Return each entry exactly, with none missing.

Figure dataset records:
---+---

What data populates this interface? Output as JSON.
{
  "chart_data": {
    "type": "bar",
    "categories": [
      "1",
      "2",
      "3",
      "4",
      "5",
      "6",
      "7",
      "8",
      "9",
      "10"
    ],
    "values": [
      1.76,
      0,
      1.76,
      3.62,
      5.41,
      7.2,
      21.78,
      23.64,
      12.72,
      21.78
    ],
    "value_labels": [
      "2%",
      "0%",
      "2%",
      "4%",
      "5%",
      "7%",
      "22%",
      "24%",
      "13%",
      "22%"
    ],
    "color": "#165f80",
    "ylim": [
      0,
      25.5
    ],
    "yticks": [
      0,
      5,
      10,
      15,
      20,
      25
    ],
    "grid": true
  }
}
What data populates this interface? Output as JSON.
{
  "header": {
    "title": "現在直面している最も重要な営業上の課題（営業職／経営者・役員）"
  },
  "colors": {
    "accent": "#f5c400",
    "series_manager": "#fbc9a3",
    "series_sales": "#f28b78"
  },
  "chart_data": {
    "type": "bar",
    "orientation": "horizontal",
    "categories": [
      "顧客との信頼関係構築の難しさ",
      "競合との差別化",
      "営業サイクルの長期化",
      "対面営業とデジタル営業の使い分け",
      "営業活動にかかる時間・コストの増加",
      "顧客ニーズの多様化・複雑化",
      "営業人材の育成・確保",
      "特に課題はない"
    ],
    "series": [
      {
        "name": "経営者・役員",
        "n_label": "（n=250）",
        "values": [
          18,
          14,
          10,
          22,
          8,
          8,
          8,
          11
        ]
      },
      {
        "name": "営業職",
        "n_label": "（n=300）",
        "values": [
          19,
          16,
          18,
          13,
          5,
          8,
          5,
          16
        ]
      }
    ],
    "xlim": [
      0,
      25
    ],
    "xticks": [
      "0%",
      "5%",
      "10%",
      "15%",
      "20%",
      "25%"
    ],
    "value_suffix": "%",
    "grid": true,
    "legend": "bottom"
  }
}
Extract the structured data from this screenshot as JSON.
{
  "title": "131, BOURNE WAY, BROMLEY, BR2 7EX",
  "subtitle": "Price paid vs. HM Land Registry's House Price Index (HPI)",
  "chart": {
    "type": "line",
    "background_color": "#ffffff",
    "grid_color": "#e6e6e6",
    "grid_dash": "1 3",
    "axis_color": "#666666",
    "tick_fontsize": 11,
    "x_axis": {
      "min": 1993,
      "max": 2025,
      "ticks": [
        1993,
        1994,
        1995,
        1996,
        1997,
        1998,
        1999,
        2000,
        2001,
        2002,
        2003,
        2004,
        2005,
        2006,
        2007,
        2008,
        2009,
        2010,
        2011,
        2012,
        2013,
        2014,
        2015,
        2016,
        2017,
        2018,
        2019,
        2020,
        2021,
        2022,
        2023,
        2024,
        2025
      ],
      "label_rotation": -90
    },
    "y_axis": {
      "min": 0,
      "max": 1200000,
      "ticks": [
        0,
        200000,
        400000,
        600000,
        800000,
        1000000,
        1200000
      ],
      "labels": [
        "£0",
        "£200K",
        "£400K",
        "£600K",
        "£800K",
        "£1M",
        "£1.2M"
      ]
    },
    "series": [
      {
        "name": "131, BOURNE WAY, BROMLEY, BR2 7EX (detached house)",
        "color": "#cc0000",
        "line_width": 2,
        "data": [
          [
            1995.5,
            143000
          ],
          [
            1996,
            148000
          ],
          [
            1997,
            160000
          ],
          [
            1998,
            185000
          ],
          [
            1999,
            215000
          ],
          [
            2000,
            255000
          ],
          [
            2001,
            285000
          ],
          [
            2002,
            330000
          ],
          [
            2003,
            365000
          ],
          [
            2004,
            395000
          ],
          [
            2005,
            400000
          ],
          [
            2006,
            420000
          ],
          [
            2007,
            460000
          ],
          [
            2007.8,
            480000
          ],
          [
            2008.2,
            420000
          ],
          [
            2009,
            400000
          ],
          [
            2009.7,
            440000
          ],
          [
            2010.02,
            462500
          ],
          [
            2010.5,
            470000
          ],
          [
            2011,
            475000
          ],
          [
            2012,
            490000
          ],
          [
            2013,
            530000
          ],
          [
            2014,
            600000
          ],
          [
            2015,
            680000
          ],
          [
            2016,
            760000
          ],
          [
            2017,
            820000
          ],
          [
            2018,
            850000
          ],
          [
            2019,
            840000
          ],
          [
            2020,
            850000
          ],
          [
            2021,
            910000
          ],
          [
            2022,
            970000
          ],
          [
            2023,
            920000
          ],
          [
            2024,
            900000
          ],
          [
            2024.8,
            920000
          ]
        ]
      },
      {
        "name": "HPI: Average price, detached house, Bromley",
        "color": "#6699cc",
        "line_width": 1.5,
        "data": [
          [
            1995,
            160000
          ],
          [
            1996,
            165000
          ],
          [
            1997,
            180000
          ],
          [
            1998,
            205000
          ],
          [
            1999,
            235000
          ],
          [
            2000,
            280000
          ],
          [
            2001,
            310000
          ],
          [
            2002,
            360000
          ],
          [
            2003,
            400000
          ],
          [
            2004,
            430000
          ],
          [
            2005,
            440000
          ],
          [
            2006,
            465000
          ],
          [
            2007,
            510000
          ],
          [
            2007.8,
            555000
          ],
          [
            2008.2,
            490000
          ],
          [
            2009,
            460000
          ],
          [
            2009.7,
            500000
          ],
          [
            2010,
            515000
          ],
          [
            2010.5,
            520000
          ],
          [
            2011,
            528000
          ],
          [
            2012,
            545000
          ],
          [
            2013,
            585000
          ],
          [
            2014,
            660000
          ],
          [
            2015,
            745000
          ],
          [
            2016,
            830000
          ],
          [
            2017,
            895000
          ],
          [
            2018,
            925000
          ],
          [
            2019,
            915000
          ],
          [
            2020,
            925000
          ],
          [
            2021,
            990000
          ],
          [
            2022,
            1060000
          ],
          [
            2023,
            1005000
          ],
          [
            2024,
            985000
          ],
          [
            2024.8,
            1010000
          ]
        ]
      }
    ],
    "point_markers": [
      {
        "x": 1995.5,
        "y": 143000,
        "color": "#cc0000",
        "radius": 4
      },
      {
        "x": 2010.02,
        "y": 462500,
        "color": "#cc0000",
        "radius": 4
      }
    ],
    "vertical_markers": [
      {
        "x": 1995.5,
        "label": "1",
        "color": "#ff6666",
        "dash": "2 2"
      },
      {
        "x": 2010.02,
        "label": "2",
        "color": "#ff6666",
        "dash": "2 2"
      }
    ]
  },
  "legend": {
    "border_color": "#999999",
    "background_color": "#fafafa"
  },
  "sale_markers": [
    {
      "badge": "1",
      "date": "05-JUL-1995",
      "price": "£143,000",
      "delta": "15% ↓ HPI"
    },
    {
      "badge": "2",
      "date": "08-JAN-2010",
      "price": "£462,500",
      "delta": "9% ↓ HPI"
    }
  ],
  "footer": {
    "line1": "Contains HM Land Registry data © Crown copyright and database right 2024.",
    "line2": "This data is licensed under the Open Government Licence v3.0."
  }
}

---+---

### IN RESPONSE
What data populates this interface? Output as JSON.
{
  "chart_data": {
    "type": "bar",
    "categories": [
      "1",
      "2",
      "3",
      "4",
      "5",
      "6",
      "7",
      "8",
      "9",
      "10"
    ],
    "values": [
      1.76,
      0,
      1.76,
      3.62,
      5.41,
      7.2,
      21.78,
      23.64,
      12.72,
      21.78
    ],
    "value_labels": [
      "2%",
      "0%",
      "2%",
      "4%",
      "5%",
      "7%",
      "22%",
      "24%",
      "13%",
      "22%"
    ],
    "color": "#165f80",
    "ylim": [
      0,
      25.5
    ],
    "yticks": [
      0,
      5,
      10,
      15,
      20,
      25
    ],
    "grid": true
  }
}
What data populates this interface? Output as JSON.
{
  "header": {
    "title": "現在直面している最も重要な営業上の課題（営業職／経営者・役員）"
  },
  "colors": {
    "accent": "#f5c400",
    "series_manager": "#fbc9a3",
    "series_sales": "#f28b78"
  },
  "chart_data": {
    "type": "bar",
    "orientation": "horizontal",
    "categories": [
      "顧客との信頼関係構築の難しさ",
      "競合との差別化",
      "営業サイクルの長期化",
      "対面営業とデジタル営業の使い分け",
      "営業活動にかかる時間・コストの増加",
      "顧客ニーズの多様化・複雑化",
      "営業人材の育成・確保",
      "特に課題はない"
    ],
    "series": [
      {
        "name": "経営者・役員",
        "n_label": "（n=250）",
        "values": [
          18,
          14,
          10,
          22,
          8,
          8,
          8,
          11
        ]
      },
      {
        "name": "営業職",
        "n_label": "（n=300）",
        "values": [
          19,
          16,
          18,
          13,
          5,
          8,
          5,
          16
        ]
      }
    ],
    "xlim": [
      0,
      25
    ],
    "xticks": [
      "0%",
      "5%",
      "10%",
      "15%",
      "20%",
      "25%"
    ],
    "value_suffix": "%",
    "grid": true,
    "legend": "bottom"
  }
}
Extract the structured data from this screenshot as JSON.
{
  "title": "131, BOURNE WAY, BROMLEY, BR2 7EX",
  "subtitle": "Price paid vs. HM Land Registry's House Price Index (HPI)",
  "chart": {
    "type": "line",
    "background_color": "#ffffff",
    "grid_color": "#e6e6e6",
    "grid_dash": "1 3",
    "axis_color": "#666666",
    "tick_fontsize": 11,
    "x_axis": {
      "min": 1993,
      "max": 2025,
      "ticks": [
        1993,
        1994,
        1995,
        1996,
        1997,
        1998,
        1999,
        2000,
        2001,
        2002,
        2003,
        2004,
        2005,
        2006,
        2007,
        2008,
        2009,
        2010,
        2011,
        2012,
        2013,
        2014,
        2015,
        2016,
        2017,
        2018,
        2019,
        2020,
        2021,
        2022,
        2023,
        2024,
        2025
      ],
      "label_rotation": -90
    },
    "y_axis": {
      "min": 0,
      "max": 1200000,
      "ticks": [
        0,
        200000,
        400000,
        600000,
        800000,
        1000000,
        1200000
      ],
      "labels": [
        "£0",
        "£200K",
        "£400K",
        "£600K",
        "£800K",
        "£1M",
        "£1.2M"
      ]
    },
    "series": [
      {
        "name": "131, BOURNE WAY, BROMLEY, BR2 7EX (detached house)",
        "color": "#cc0000",
        "line_width": 2,
        "data": [
          [
            1995.5,
            143000
          ],
          [
            1996,
            148000
          ],
          [
            1997,
            160000
          ],
          [
            1998,
            185000
          ],
          [
            1999,
            215000
          ],
          [
            2000,
            255000
          ],
          [
            2001,
            285000
          ],
          [
            2002,
            330000
          ],
          [
            2003,
            365000
          ],
          [
            2004,
            395000
          ],
          [
            2005,
            400000
          ],
          [
            2006,
            420000
          ],
          [
            2007,
            460000
          ],
          [
            2007.8,
            480000
          ],
          [
            2008.2,
            420000
          ],
          [
            2009,
            400000
          ],
          [
            2009.7,
            440000
          ],
          [
            2010.02,
            462500
          ],
          [
            2010.5,
            470000
          ],
          [
            2011,
            475000
          ],
          [
            2012,
            490000
          ],
          [
            2013,
            530000
          ],
          [
            2014,
            600000
          ],
          [
            2015,
            680000
          ],
          [
            2016,
            760000
          ],
          [
            2017,
            820000
          ],
          [
            2018,
            850000
          ],
          [
            2019,
            840000
          ],
          [
            2020,
            850000
          ],
          [
            2021,
            910000
          ],
          [
            2022,
            970000
          ],
          [
            2023,
            920000
          ],
          [
            2024,
            900000
          ],
          [
            2024.8,
            920000
          ]
        ]
      },
      {
        "name": "HPI: Average price, detached house, Bromley",
        "color": "#6699cc",
        "line_width": 1.5,
        "data": [
          [
            1995,
            160000
          ],
          [
            1996,
            165000
          ],
          [
            1997,
            180000
          ],
          [
            1998,
            205000
          ],
          [
            1999,
            235000
          ],
          [
            2000,
            280000
          ],
          [
            2001,
            310000
          ],
          [
            2002,
            360000
          ],
          [
            2003,
            400000
          ],
          [
            2004,
            430000
          ],
          [
            2005,
            440000
          ],
          [
            2006,
            465000
          ],
          [
            2007,
            510000
          ],
          [
            2007.8,
            555000
          ],
          [
            2008.2,
            490000
          ],
          [
            2009,
            460000
          ],
          [
            2009.7,
            500000
          ],
          [
            2010,
            515000
          ],
          [
            2010.5,
            520000
          ],
          [
            2011,
            528000
          ],
          [
            2012,
            545000
          ],
          [
            2013,
            585000
          ],
          [
            2014,
            660000
          ],
          [
            2015,
            745000
          ],
          [
            2016,
            830000
          ],
          [
            2017,
            895000
          ],
          [
            2018,
            925000
          ],
          [
            2019,
            915000
          ],
          [
            2020,
            925000
          ],
          [
            2021,
            990000
          ],
          [
            2022,
            1060000
          ],
          [
            2023,
            1005000
          ],
          [
            2024,
            985000
          ],
          [
            2024.8,
            1010000
          ]
        ]
      }
    ],
    "point_markers": [
      {
        "x": 1995.5,
        "y": 143000,
        "color": "#cc0000",
        "radius": 4
      },
      {
        "x": 2010.02,
        "y": 462500,
        "color": "#cc0000",
        "radius": 4
      }
    ],
    "vertical_markers": [
      {
        "x": 1995.5,
        "label": "1",
        "color": "#ff6666",
        "dash": "2 2"
      },
      {
        "x": 2010.02,
        "label": "2",
        "color": "#ff6666",
        "dash": "2 2"
      }
    ]
  },
  "legend": {
    "border_color": "#999999",
    "background_color": "#fafafa"
  },
  "sale_markers": [
    {
      "badge": "1",
      "date": "05-JUL-1995",
      "price": "£143,000",
      "delta": "15% ↓ HPI"
    },
    {
      "badge": "2",
      "date": "08-JAN-2010",
      "price": "£462,500",
      "delta": "9% ↓ HPI"
    }
  ],
  "footer": {
    "line1": "Contains HM Land Registry data © Crown copyright and database right 2024.",
    "line2": "This data is licensed under the Open Government Licence v3.0."
  }
}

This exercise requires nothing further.